Give every line of the data again, unchanged, but with no pictures.

* * * * *

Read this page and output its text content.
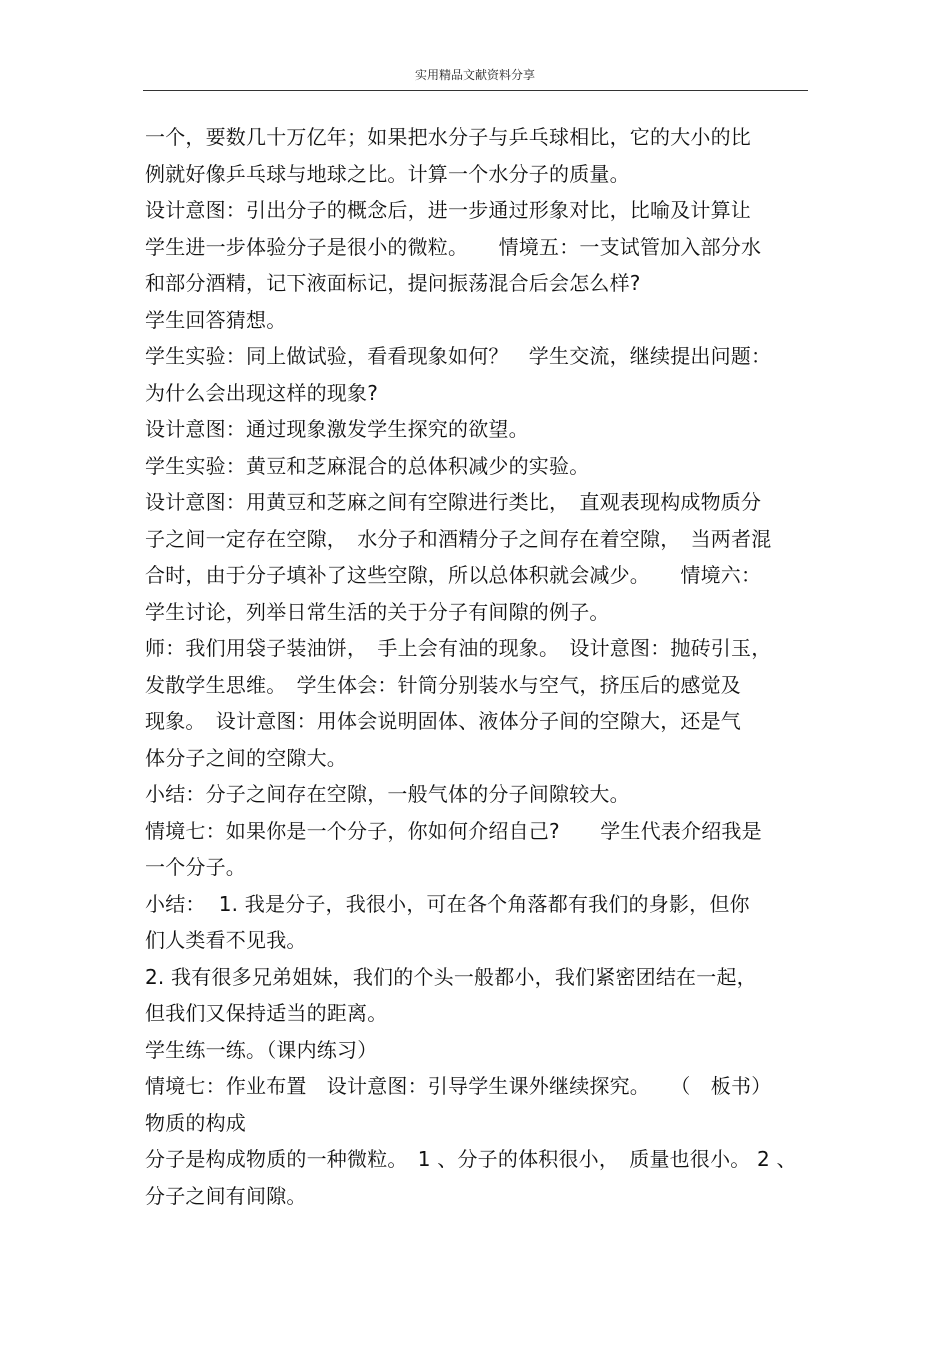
实用精品文献资料分享
一个，要数几十万亿年；如果把水分子与乒乓球相比，它的大小的比
例就好像乒乓球与地球之比。计算一个水分子的质量。
设计意图：引出分子的概念后，进一步通过形象对比，比喻及计算让
学生进一步体验分子是很小的微粒。　　情境五：一支试管加入部分水
和部分酒精，记下液面标记，提问振荡混合后会怎么样?
学生回答猜想。
学生实验：同上做试验，看看现象如何？　学生交流，继续提出问题：
为什么会出现这样的现象?
设计意图：通过现象激发学生探究的欲望。
学生实验：黄豆和芝麻混合的总体积减少的实验。
设计意图：用黄豆和芝麻之间有空隙进行类比，　直观表现构成物质分
子之间一定存在空隙，　水分子和酒精分子之间存在着空隙，　当两者混
合时，由于分子填补了这些空隙，所以总体积就会减少。　　情境六：
学生讨论，列举日常生活的关于分子有间隙的例子。
师：我们用袋子装油饼，　手上会有油的现象。　设计意图：抛砖引玉，
发散学生思维。　学生体会：针筒分别装水与空气，挤压后的感觉及
现象。　设计意图：用体会说明固体、液体分子间的空隙大，还是气
体分子之间的空隙大。
小结：分子之间存在空隙，一般气体的分子间隙较大。
情境七：如果你是一个分子，你如何介绍自己?　　学生代表介绍我是
一个分子。
小结：  1. 我是分子，我很小，可在各个角落都有我们的身影，但你
们人类看不见我。
2. 我有很多兄弟姐妹，我们的个头一般都小，我们紧密团结在一起，
但我们又保持适当的距离。
学生练一练。（课内练习）
情境七：作业布置　设计意图：引导学生课外继续探究。　　（　板书）
物质的构成
分子是构成物质的一种微粒。　1 、分子的体积很小，　质量也很小。 2 、
分子之间有间隙。
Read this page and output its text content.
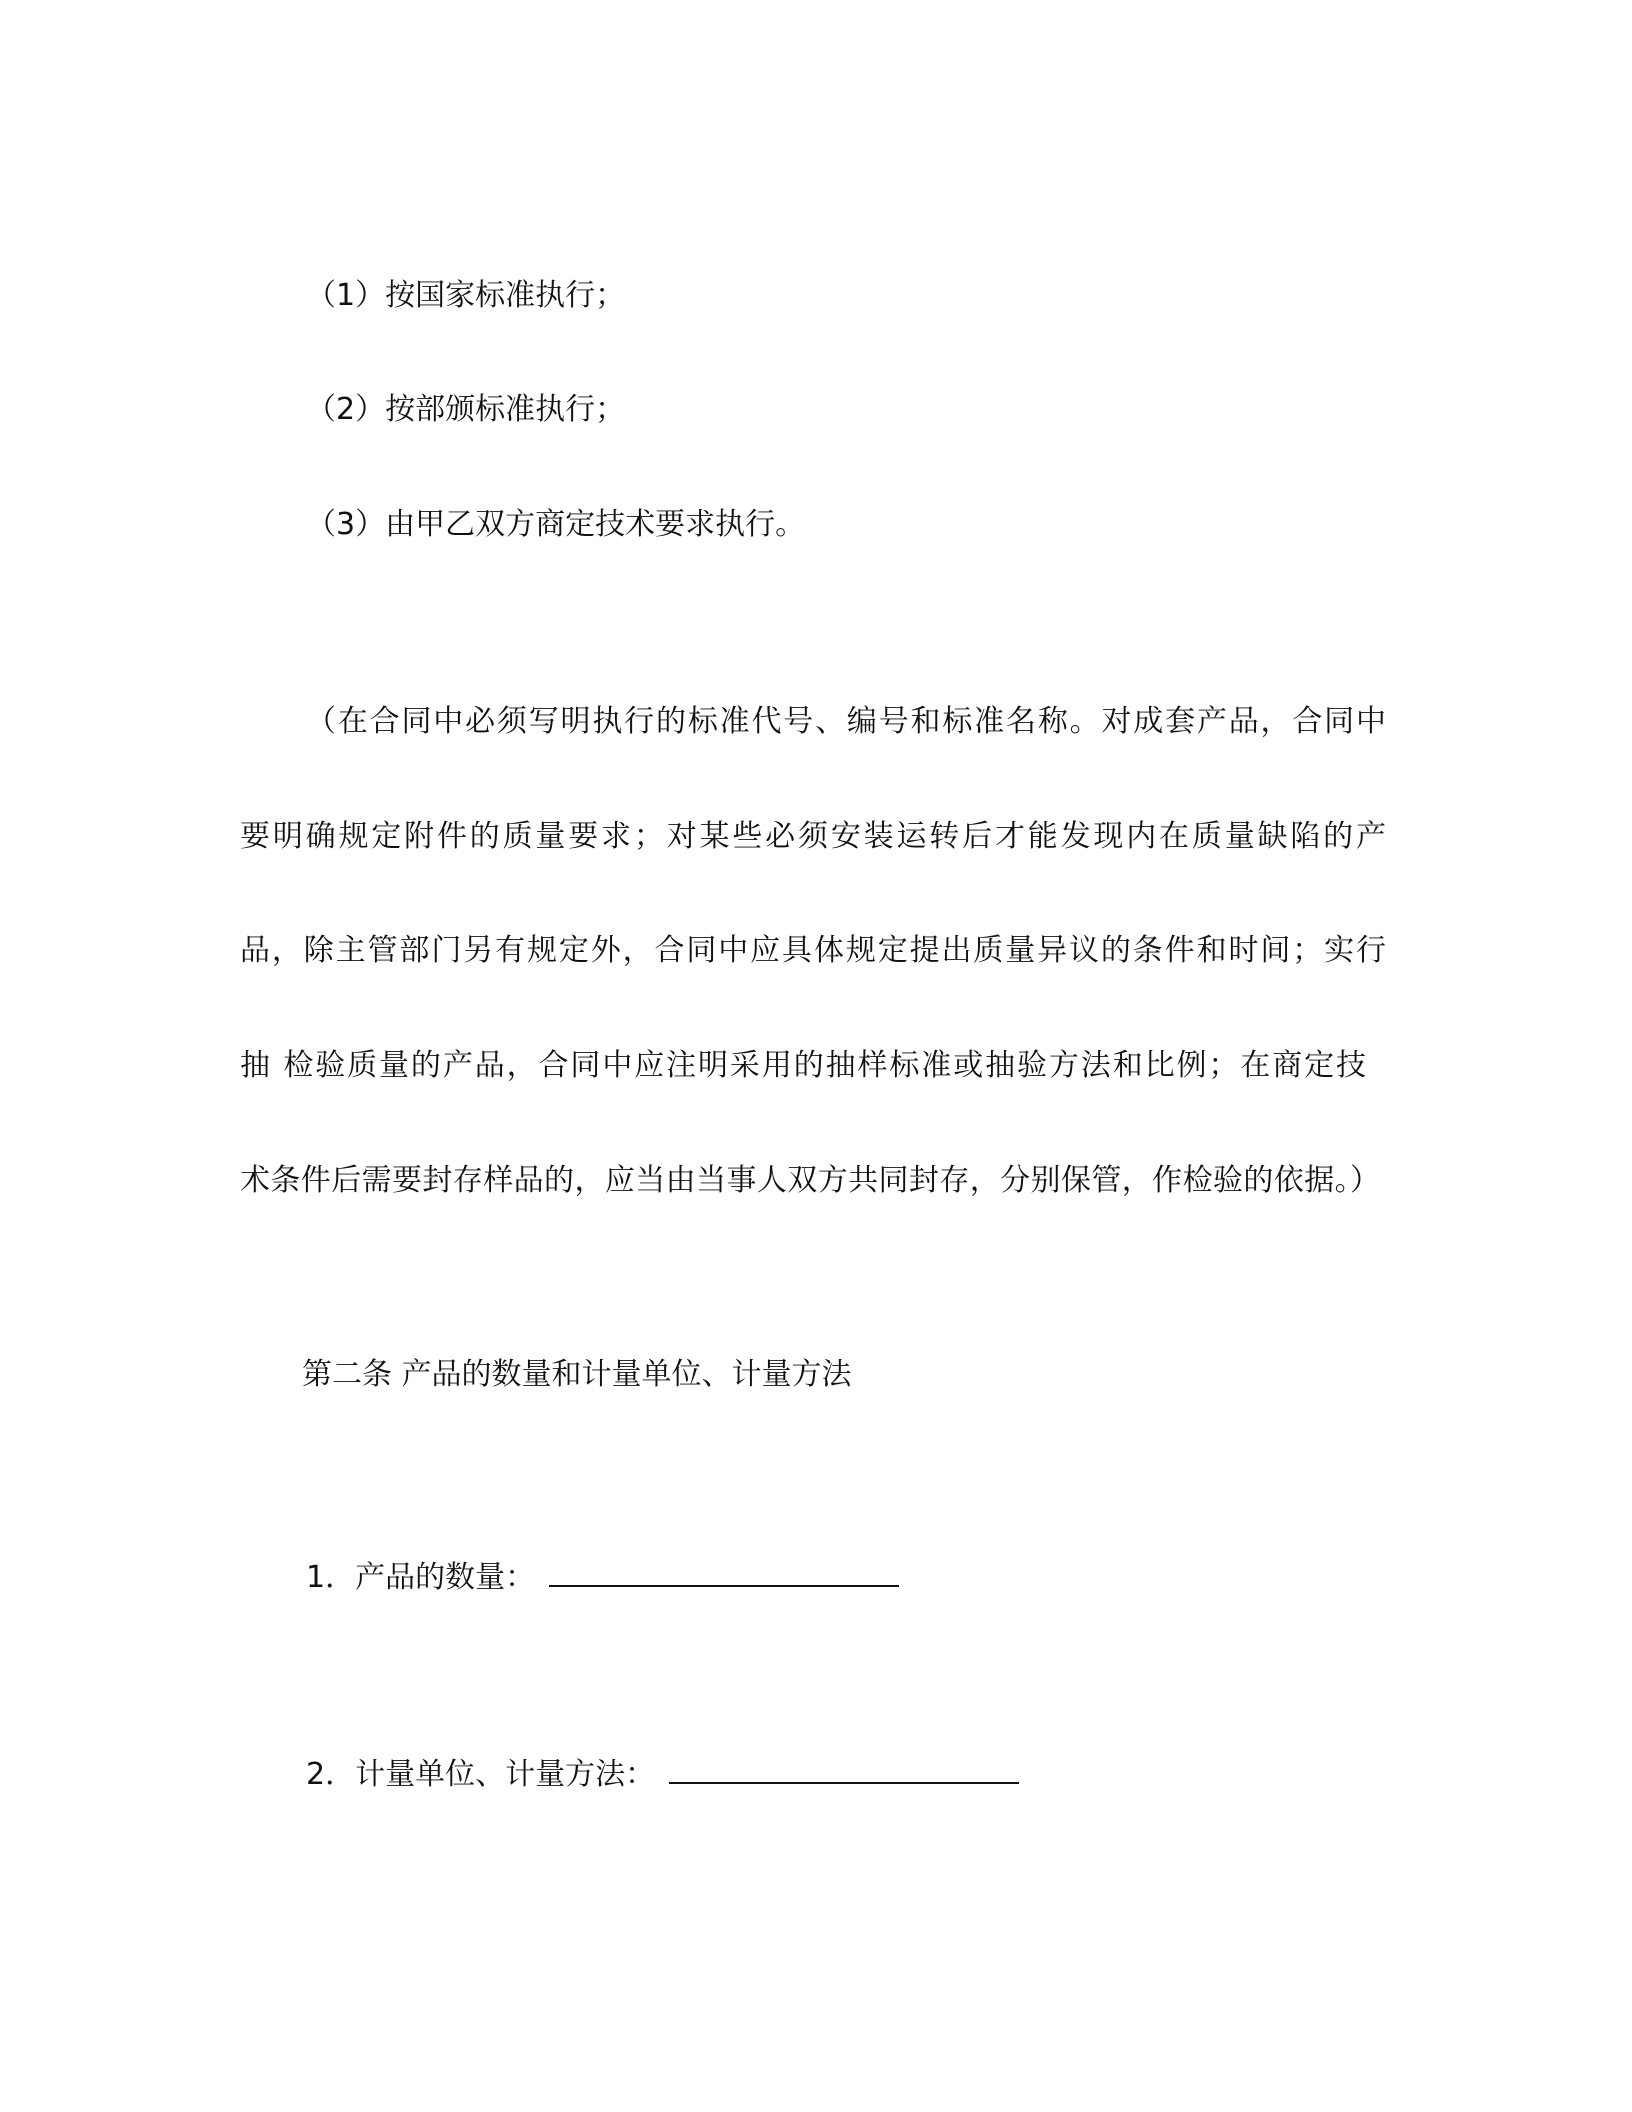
（1）按国家标准执行；

（2）按部颁标准执行；

（3）由甲乙双方商定技术要求执行。

（在合同中必须写明执行的标准代号、编号和标准名称。对成套产品，合同中

要明确规定附件的质量要求；对某些必须安装运转后才能发现内在质量缺陷的产

品，除主管部门另有规定外，合同中应具体规定提出质量异议的条件和时间；实行

抽 检验质量的产品，合同中应注明采用的抽样标准或抽验方法和比例；在商定技

术条件后需要封存样品的，应当由当事人双方共同封存，分别保管，作检验的依据。）

第二条 产品的数量和计量单位、计量方法

1．产品的数量：
2．计量单位、计量方法：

* * * * *

__Answer below__.
Read this page and output its text content.
实用精品文献资料分享
一个，要数几十万亿年；如果把水分子与乒乓球相比，它的大小的比
例就好像乒乓球与地球之比。计算一个水分子的质量。
设计意图：引出分子的概念后，进一步通过形象对比，比喻及计算让
学生进一步体验分子是很小的微粒。　　情境五：一支试管加入部分水
和部分酒精，记下液面标记，提问振荡混合后会怎么样?
学生回答猜想。
学生实验：同上做试验，看看现象如何？　学生交流，继续提出问题：
为什么会出现这样的现象?
设计意图：通过现象激发学生探究的欲望。
学生实验：黄豆和芝麻混合的总体积减少的实验。
设计意图：用黄豆和芝麻之间有空隙进行类比，　直观表现构成物质分
子之间一定存在空隙，　水分子和酒精分子之间存在着空隙，　当两者混
合时，由于分子填补了这些空隙，所以总体积就会减少。　　情境六：
学生讨论，列举日常生活的关于分子有间隙的例子。
师：我们用袋子装油饼，　手上会有油的现象。　设计意图：抛砖引玉，
发散学生思维。　学生体会：针筒分别装水与空气，挤压后的感觉及
现象。　设计意图：用体会说明固体、液体分子间的空隙大，还是气
体分子之间的空隙大。
小结：分子之间存在空隙，一般气体的分子间隙较大。
情境七：如果你是一个分子，你如何介绍自己?　　学生代表介绍我是
一个分子。
小结：  1. 我是分子，我很小，可在各个角落都有我们的身影，但你
们人类看不见我。
2. 我有很多兄弟姐妹，我们的个头一般都小，我们紧密团结在一起，
但我们又保持适当的距离。
学生练一练。（课内练习）
情境七：作业布置　设计意图：引导学生课外继续探究。　　（　板书）
物质的构成
分子是构成物质的一种微粒。　1 、分子的体积很小，　质量也很小。 2 、
分子之间有间隙。
Read this page and output its text content.
（1）按国家标准执行；

（2）按部颁标准执行；

（3）由甲乙双方商定技术要求执行。

（在合同中必须写明执行的标准代号、编号和标准名称。对成套产品，合同中

要明确规定附件的质量要求；对某些必须安装运转后才能发现内在质量缺陷的产

品，除主管部门另有规定外，合同中应具体规定提出质量异议的条件和时间；实行

抽 检验质量的产品，合同中应注明采用的抽样标准或抽验方法和比例；在商定技

术条件后需要封存样品的，应当由当事人双方共同封存，分别保管，作检验的依据。）

第二条 产品的数量和计量单位、计量方法

1．产品的数量：
2．计量单位、计量方法：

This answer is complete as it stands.